§ RECORDS FOR THE TASK
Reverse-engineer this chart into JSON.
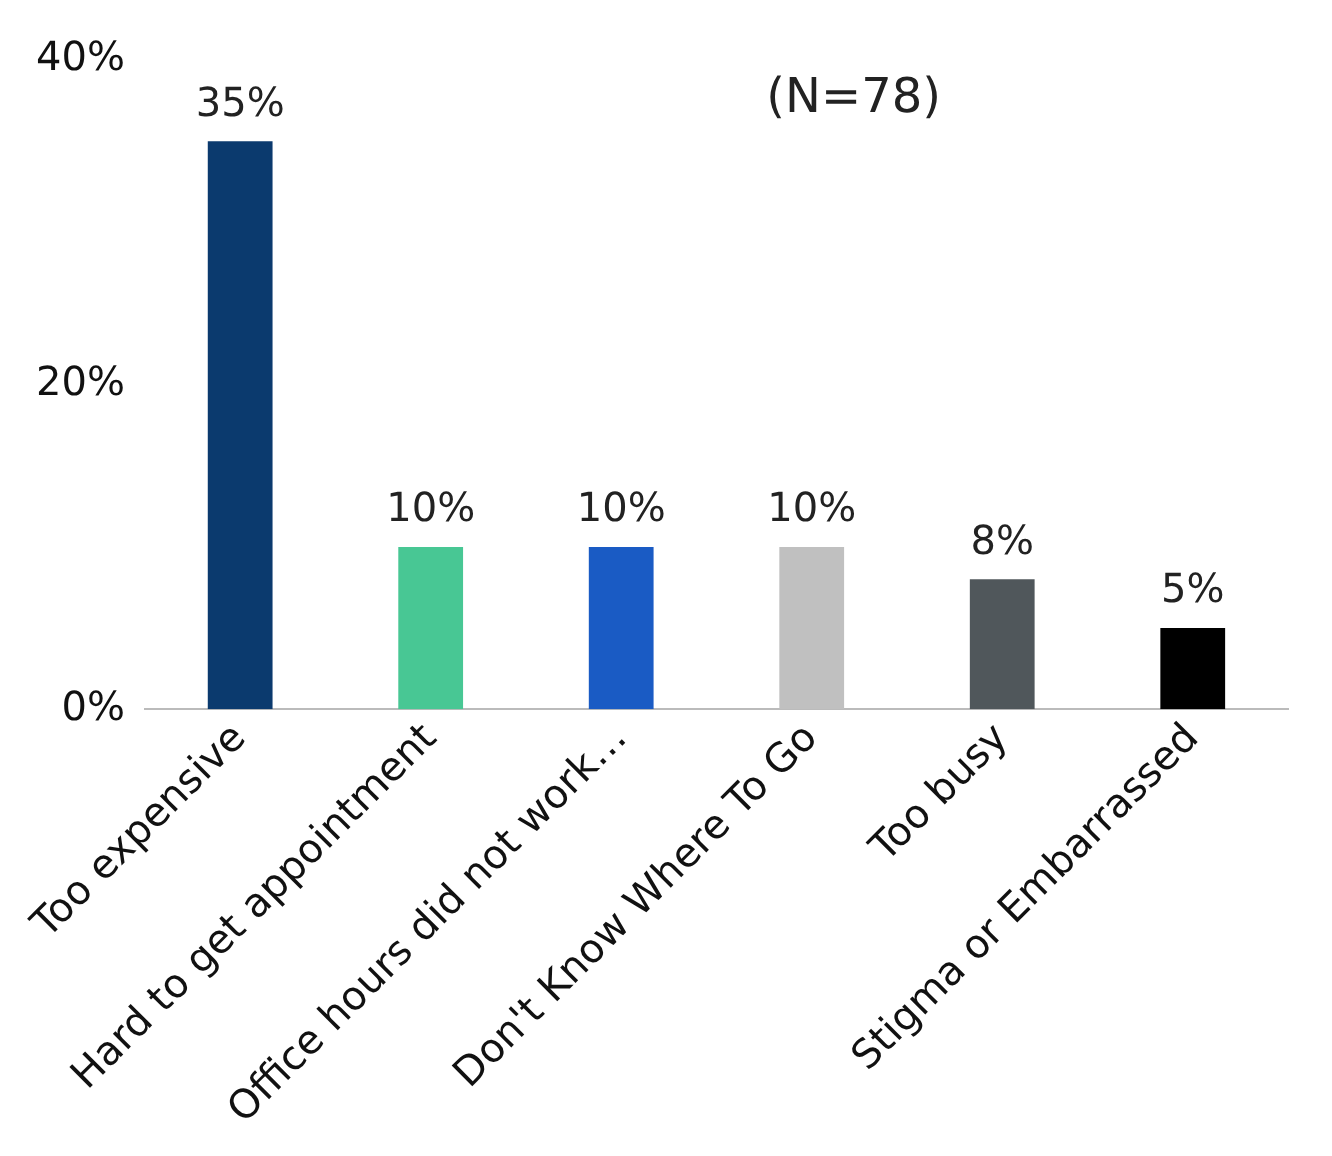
{
  "chart_data": {
    "type": "bar",
    "annotations": [
      "(N=78)"
    ],
    "categories": [
      "Too expensive",
      "Hard to get appointment",
      "Office hours did not work…",
      "Don't Know Where To Go",
      "Too busy",
      "Stigma or Embarrassed"
    ],
    "values": [
      35,
      10,
      10,
      10,
      8,
      5
    ],
    "colors": [
      "#0b3a6e",
      "#48c794",
      "#1a5bc4",
      "#c0c0c0",
      "#50575b",
      "#000000"
    ],
    "ylim": [
      0,
      40
    ],
    "yticks": [
      {
        "value": 0,
        "label": "0%"
      },
      {
        "value": 20,
        "label": "20%"
      },
      {
        "value": 40,
        "label": "40%"
      }
    ],
    "value_labels": [
      "35%",
      "10%",
      "10%",
      "10%",
      "8%",
      "5%"
    ],
    "grid": false,
    "legend": false
  }
}
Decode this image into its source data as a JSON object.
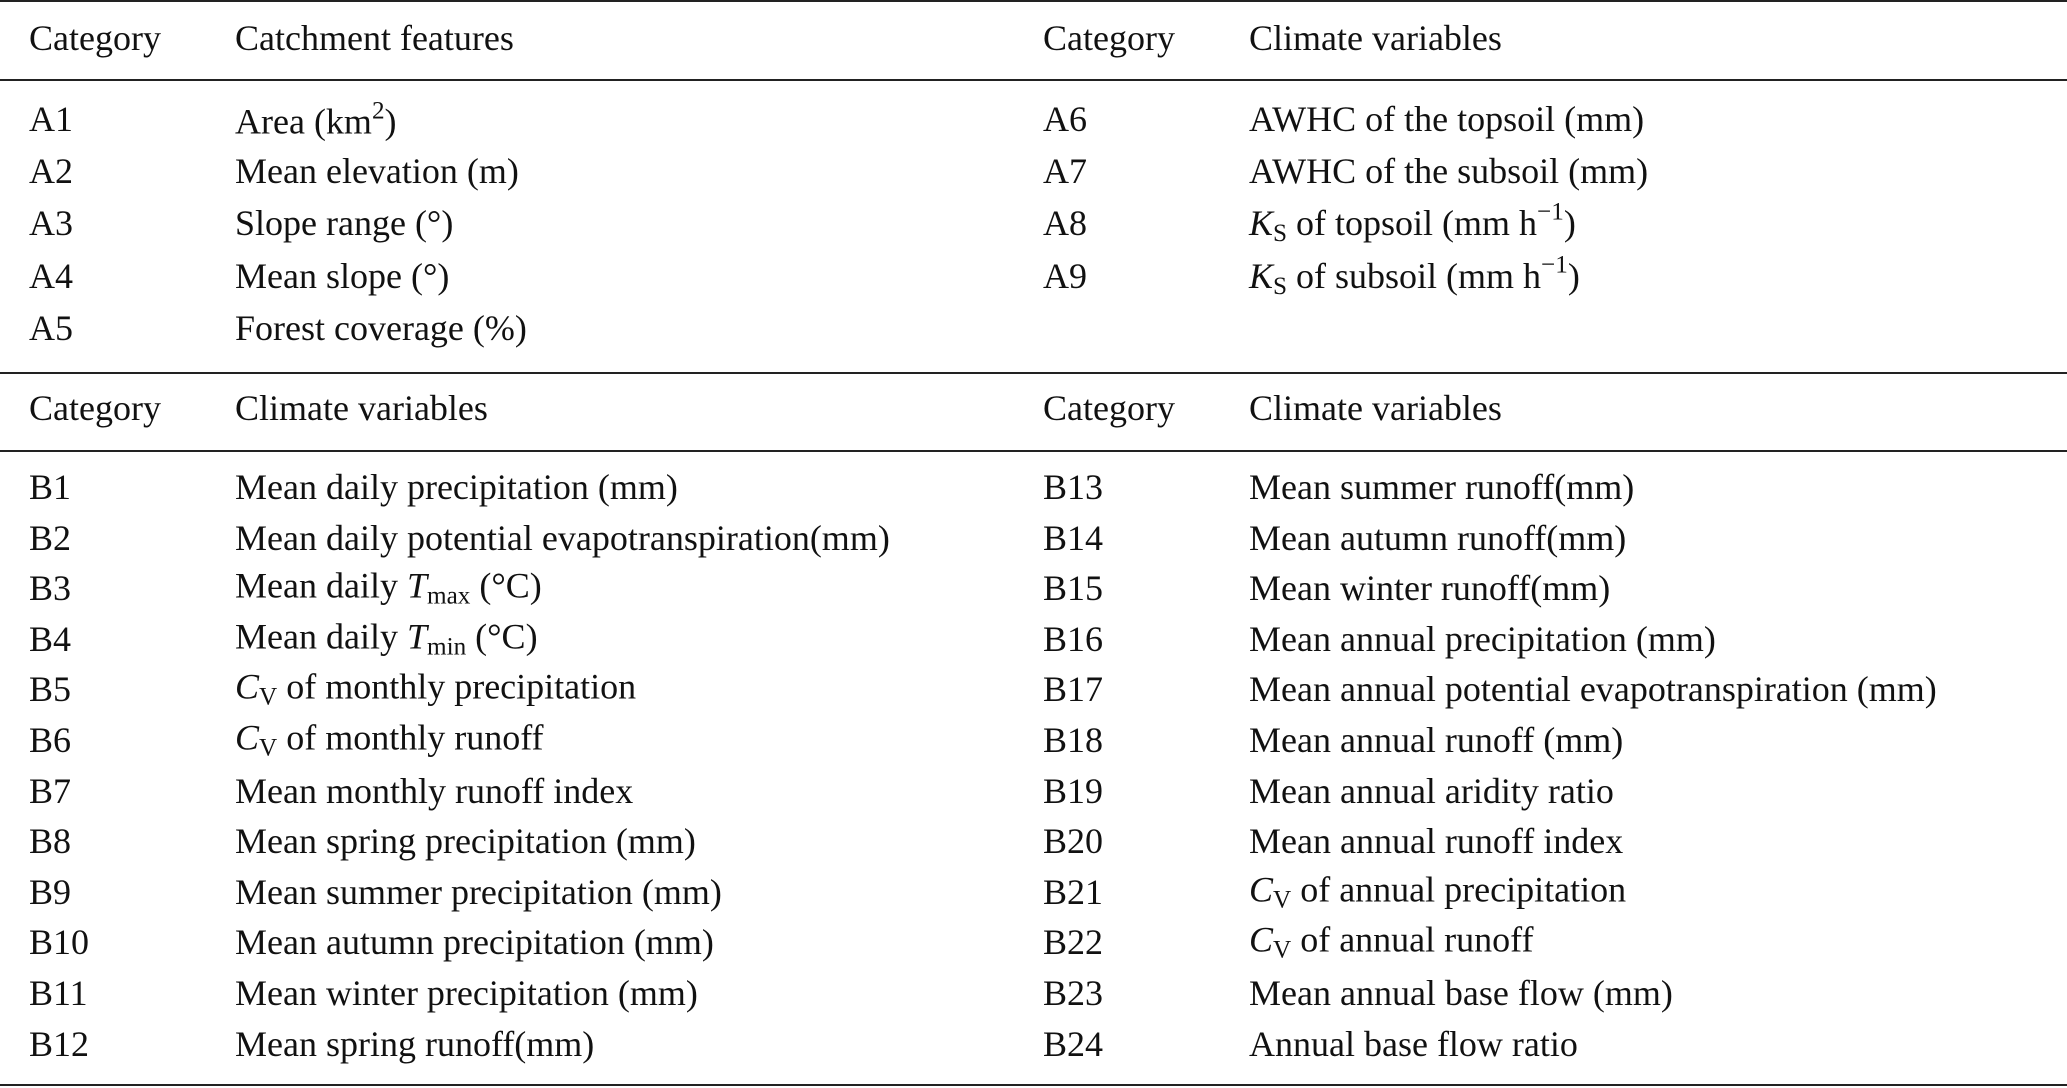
{
  "sections": [
    {
      "header": [
        "Category",
        "Catchment features",
        "Category",
        "Climate variables"
      ],
      "rows": [
        [
          "A1",
          [
            "Area (km",
            {
              "text": "2",
              "style": "sup"
            },
            ")"
          ],
          "A6",
          "AWHC of the topsoil (mm)"
        ],
        [
          "A2",
          "Mean elevation (m)",
          "A7",
          "AWHC of the subsoil (mm)"
        ],
        [
          "A3",
          "Slope range (°)",
          "A8",
          [
            {
              "text": "K",
              "style": "i"
            },
            {
              "text": "S",
              "style": "sub"
            },
            " of topsoil (mm h",
            {
              "text": "−1",
              "style": "sup"
            },
            ")"
          ]
        ],
        [
          "A4",
          "Mean slope (°)",
          "A9",
          [
            {
              "text": "K",
              "style": "i"
            },
            {
              "text": "S",
              "style": "sub"
            },
            " of subsoil (mm h",
            {
              "text": "−1",
              "style": "sup"
            },
            ")"
          ]
        ],
        [
          "A5",
          "Forest coverage (%)"
        ]
      ]
    },
    {
      "header": [
        "Category",
        "Climate variables",
        "Category",
        "Climate variables"
      ],
      "rows": [
        [
          "B1",
          "Mean daily precipitation (mm)",
          "B13",
          "Mean summer runoff(mm)"
        ],
        [
          "B2",
          "Mean daily potential evapotranspiration(mm)",
          "B14",
          "Mean autumn runoff(mm)"
        ],
        [
          "B3",
          [
            "Mean daily ",
            {
              "text": "T",
              "style": "i"
            },
            {
              "text": "max",
              "style": "sub"
            },
            " (°C)"
          ],
          "B15",
          "Mean winter runoff(mm)"
        ],
        [
          "B4",
          [
            "Mean daily ",
            {
              "text": "T",
              "style": "i"
            },
            {
              "text": "min",
              "style": "sub"
            },
            " (°C)"
          ],
          "B16",
          "Mean annual precipitation (mm)"
        ],
        [
          "B5",
          [
            {
              "text": "C",
              "style": "i"
            },
            {
              "text": "V",
              "style": "sub"
            },
            " of monthly precipitation"
          ],
          "B17",
          "Mean annual potential evapotranspiration (mm)"
        ],
        [
          "B6",
          [
            {
              "text": "C",
              "style": "i"
            },
            {
              "text": "V",
              "style": "sub"
            },
            " of monthly runoff"
          ],
          "B18",
          "Mean annual runoff (mm)"
        ],
        [
          "B7",
          "Mean monthly runoff index",
          "B19",
          "Mean annual aridity ratio"
        ],
        [
          "B8",
          "Mean spring precipitation (mm)",
          "B20",
          "Mean annual runoff index"
        ],
        [
          "B9",
          "Mean summer precipitation (mm)",
          "B21",
          [
            {
              "text": "C",
              "style": "i"
            },
            {
              "text": "V",
              "style": "sub"
            },
            " of annual precipitation"
          ]
        ],
        [
          "B10",
          "Mean autumn precipitation (mm)",
          "B22",
          [
            {
              "text": "C",
              "style": "i"
            },
            {
              "text": "V",
              "style": "sub"
            },
            " of annual runoff"
          ]
        ],
        [
          "B11",
          "Mean winter precipitation (mm)",
          "B23",
          "Mean annual base flow (mm)"
        ],
        [
          "B12",
          "Mean spring runoff(mm)",
          "B24",
          "Annual base flow ratio"
        ]
      ]
    }
  ]
}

§ OBJECTIVE
Above are the records; copy every line in them that holds the word "evapotranspiration".

§ RESPONSE TO THIS TASK
          "Mean daily potential evapotranspiration(mm)",
          "Mean annual potential evapotranspiration (mm)"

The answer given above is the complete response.